• Your goal
Search the data below for the string "this". Extract every line that contains it.
— START Data listing —
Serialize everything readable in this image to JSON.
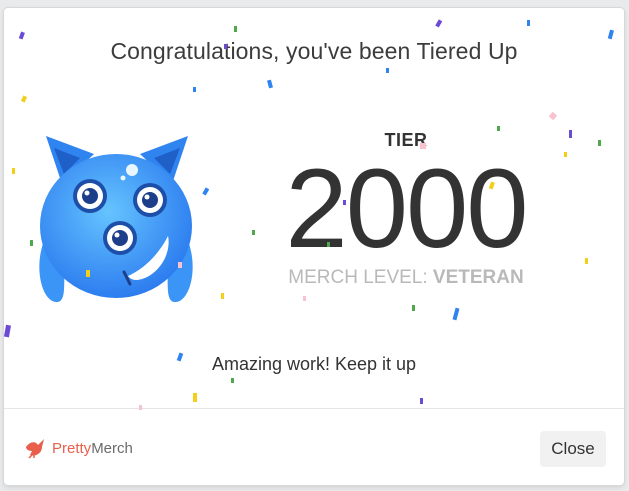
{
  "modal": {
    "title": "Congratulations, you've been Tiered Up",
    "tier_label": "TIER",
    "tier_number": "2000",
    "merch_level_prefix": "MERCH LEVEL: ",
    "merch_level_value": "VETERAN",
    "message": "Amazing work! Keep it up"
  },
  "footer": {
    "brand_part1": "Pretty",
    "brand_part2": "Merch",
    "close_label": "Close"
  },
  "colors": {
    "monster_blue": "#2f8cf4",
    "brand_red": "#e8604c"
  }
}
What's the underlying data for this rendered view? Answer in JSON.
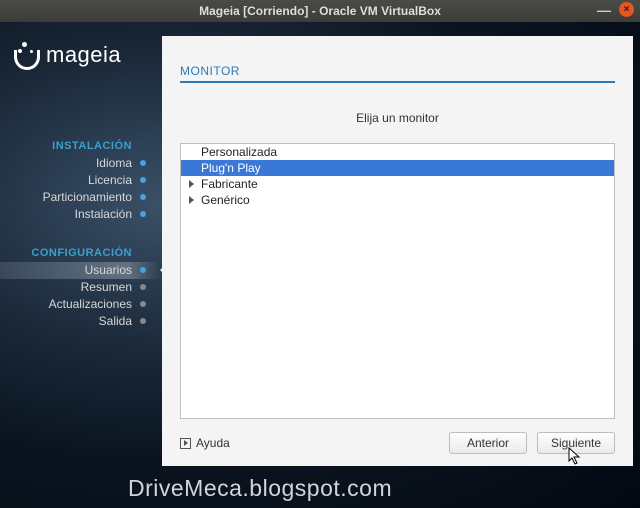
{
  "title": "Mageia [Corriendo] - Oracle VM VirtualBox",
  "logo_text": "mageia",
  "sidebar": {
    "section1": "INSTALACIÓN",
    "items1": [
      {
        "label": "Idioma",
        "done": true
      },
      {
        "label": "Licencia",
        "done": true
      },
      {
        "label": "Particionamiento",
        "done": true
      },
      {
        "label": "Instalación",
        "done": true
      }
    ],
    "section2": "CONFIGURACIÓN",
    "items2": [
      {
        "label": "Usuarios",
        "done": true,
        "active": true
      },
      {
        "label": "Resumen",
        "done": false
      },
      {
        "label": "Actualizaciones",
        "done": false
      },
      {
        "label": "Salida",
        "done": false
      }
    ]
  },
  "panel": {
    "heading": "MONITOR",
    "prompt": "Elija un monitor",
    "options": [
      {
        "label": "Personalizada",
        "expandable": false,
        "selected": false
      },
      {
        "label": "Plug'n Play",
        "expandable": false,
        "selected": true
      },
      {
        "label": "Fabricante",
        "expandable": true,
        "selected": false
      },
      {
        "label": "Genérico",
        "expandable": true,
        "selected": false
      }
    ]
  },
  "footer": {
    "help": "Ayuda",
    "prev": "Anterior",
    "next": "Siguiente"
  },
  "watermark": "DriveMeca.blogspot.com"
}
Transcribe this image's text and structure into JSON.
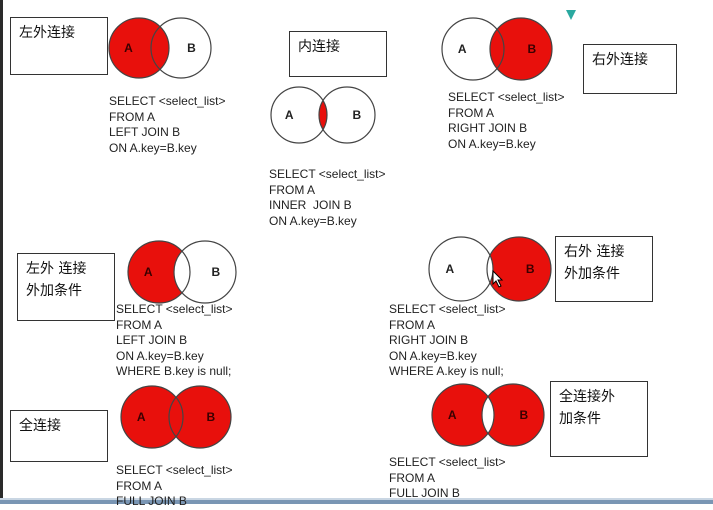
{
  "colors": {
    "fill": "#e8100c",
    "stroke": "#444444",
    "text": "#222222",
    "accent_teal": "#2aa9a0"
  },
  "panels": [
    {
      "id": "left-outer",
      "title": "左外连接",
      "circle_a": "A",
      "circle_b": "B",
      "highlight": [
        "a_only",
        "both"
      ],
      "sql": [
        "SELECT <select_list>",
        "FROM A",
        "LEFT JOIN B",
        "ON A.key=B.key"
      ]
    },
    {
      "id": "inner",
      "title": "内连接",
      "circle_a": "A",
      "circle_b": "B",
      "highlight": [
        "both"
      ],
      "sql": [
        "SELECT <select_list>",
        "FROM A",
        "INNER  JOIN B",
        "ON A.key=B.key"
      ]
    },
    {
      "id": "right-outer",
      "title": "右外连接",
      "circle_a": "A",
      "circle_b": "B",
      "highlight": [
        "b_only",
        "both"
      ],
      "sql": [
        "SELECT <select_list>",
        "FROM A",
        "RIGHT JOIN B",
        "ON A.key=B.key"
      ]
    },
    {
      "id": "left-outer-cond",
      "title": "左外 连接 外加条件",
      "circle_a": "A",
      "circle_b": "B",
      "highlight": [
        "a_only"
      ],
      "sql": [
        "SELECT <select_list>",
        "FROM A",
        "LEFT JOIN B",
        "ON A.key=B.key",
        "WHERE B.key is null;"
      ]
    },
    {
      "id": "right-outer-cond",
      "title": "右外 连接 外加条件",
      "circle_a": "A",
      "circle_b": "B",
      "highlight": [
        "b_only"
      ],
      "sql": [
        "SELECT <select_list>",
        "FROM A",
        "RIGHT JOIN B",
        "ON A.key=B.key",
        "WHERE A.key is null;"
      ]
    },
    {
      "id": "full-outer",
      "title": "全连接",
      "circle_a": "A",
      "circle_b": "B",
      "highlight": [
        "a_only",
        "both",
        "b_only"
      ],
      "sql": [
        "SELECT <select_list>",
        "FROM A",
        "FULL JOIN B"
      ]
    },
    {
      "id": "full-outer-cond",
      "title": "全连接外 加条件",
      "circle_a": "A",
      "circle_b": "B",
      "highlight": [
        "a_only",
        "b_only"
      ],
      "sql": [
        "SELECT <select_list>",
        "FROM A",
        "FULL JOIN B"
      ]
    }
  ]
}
— END Data listing —
— START Data listing —
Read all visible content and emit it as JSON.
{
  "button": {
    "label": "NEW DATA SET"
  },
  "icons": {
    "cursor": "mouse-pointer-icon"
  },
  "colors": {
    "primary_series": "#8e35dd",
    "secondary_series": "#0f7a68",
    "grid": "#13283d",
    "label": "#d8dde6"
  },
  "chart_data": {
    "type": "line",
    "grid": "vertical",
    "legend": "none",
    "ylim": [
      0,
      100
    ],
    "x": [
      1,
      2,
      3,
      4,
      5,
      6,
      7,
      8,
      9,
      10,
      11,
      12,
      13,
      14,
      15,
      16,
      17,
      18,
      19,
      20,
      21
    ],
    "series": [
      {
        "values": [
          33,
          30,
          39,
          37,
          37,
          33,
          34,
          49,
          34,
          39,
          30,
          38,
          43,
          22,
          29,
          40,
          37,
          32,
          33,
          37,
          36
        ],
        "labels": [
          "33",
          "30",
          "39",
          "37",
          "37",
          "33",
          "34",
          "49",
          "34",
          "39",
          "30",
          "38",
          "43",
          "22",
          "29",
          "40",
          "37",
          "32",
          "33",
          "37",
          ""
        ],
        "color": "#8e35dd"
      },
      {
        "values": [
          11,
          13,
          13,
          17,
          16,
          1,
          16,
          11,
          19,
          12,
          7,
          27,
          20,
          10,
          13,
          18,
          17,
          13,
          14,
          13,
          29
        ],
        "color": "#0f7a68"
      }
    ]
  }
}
— END Data listing —
— START Data listing —
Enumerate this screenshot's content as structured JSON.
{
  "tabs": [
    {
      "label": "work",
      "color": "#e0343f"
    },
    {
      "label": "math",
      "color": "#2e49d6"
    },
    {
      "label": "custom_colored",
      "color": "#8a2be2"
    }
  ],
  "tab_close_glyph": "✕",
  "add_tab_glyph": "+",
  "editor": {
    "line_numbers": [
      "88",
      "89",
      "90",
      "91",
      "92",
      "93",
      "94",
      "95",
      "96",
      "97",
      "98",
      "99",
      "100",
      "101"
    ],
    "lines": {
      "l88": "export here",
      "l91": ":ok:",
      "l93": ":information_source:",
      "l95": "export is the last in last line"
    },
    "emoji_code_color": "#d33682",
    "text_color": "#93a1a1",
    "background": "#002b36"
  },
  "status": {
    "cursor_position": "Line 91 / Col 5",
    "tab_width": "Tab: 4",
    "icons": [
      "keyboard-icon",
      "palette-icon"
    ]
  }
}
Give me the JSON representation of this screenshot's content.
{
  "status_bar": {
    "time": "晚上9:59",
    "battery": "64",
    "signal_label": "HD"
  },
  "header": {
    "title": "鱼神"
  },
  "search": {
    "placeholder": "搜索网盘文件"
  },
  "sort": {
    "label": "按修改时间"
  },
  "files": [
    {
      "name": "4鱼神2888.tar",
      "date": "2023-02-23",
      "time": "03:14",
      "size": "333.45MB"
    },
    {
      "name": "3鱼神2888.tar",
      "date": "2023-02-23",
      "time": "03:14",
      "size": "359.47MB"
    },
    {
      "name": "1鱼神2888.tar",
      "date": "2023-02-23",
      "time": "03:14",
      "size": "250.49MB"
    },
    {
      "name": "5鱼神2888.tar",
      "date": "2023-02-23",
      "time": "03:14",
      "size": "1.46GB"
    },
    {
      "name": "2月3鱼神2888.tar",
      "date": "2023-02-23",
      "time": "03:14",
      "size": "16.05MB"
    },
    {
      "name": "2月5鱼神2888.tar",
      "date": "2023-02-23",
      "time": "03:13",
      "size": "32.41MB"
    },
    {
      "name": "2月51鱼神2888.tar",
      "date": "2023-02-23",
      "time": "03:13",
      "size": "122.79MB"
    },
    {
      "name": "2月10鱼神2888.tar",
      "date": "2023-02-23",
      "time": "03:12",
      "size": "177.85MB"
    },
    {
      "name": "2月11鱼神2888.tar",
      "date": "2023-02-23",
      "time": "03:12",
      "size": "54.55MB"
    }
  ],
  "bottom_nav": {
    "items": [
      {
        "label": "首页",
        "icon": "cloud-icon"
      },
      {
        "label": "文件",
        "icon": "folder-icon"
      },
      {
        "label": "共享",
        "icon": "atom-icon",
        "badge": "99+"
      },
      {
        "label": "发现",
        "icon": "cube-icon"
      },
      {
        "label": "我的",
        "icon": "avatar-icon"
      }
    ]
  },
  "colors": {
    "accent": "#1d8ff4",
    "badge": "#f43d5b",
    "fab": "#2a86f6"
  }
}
— END Data listing —
• Exercise answer
Serialize everything readable in this image to JSON.
What's the underlying data for this rendered view? Answer in JSON.
Transcribe this image's text and structure into JSON.
Enumerate this screenshot's content as structured JSON.
Give me the JSON representation of this screenshot's content.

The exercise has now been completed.